Saved entries
## Start

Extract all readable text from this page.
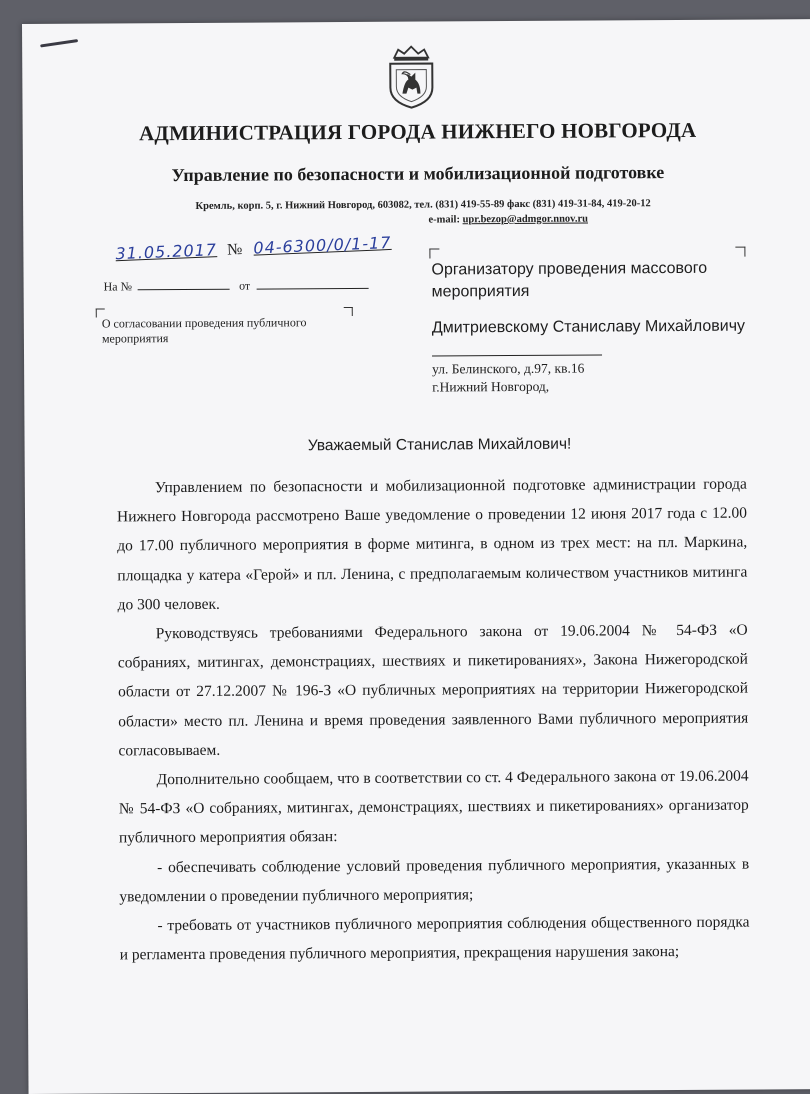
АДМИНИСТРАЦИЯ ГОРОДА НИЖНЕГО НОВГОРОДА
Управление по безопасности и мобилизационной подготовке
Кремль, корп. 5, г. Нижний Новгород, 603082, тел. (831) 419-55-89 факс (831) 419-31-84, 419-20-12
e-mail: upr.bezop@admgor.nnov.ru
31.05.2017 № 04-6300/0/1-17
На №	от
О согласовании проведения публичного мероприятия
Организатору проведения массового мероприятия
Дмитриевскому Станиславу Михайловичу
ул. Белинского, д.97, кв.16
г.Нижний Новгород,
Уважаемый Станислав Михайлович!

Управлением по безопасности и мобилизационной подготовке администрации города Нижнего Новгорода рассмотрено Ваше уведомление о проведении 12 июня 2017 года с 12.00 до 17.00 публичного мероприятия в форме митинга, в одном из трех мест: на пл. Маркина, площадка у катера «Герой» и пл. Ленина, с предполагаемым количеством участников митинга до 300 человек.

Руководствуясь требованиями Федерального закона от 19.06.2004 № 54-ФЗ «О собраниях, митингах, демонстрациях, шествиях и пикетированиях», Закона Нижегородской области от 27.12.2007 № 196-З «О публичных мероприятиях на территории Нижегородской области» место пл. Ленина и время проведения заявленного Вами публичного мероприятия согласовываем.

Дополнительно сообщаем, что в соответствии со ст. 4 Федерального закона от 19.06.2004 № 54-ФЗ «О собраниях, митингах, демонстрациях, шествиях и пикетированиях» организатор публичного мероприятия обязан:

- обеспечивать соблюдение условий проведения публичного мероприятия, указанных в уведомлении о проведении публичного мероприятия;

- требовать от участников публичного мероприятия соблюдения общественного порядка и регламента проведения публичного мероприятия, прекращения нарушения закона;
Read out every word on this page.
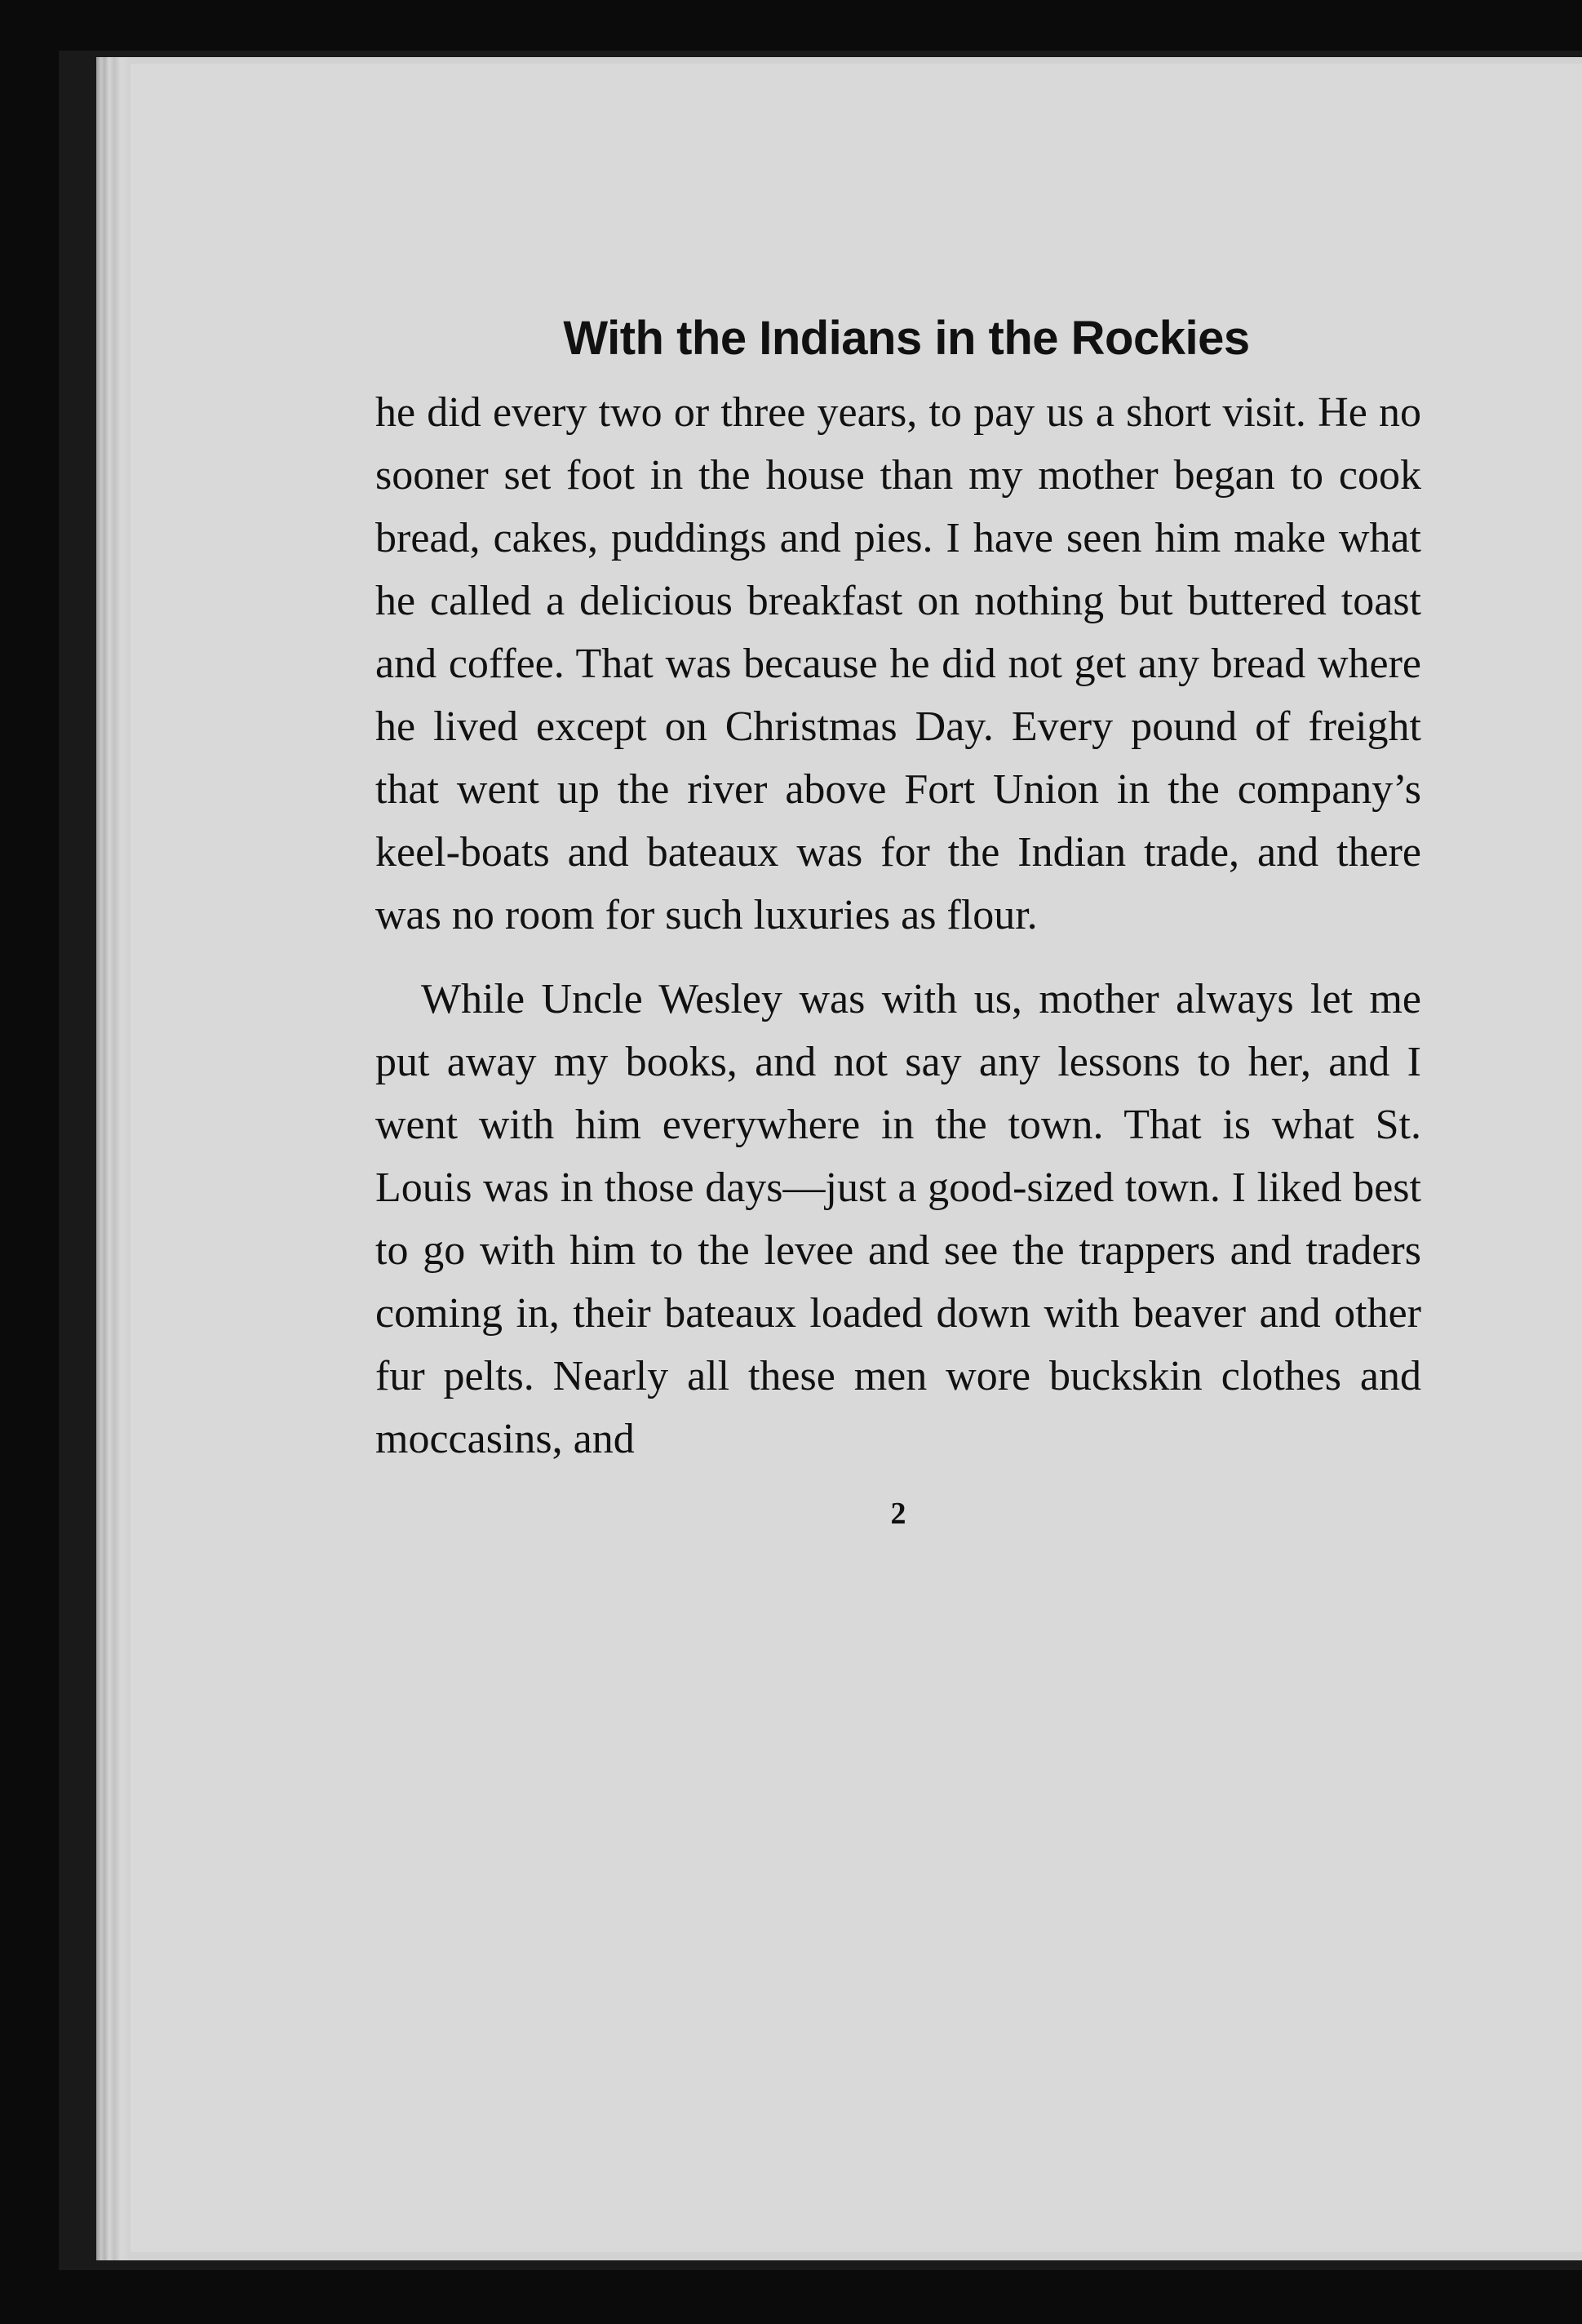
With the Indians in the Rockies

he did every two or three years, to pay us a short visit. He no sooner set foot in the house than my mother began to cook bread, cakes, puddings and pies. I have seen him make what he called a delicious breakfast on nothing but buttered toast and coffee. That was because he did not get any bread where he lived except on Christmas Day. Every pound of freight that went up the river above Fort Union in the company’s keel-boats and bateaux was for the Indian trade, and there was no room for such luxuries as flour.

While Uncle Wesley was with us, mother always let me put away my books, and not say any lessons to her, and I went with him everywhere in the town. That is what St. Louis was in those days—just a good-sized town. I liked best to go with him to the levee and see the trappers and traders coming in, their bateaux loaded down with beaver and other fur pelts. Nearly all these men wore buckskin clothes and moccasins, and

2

## End

● REQUEST
Return from the data every line that holds "page".

● RESPONSE TO THIS EXERCISE
Extract all readable text from this page.
Read out every word on this page.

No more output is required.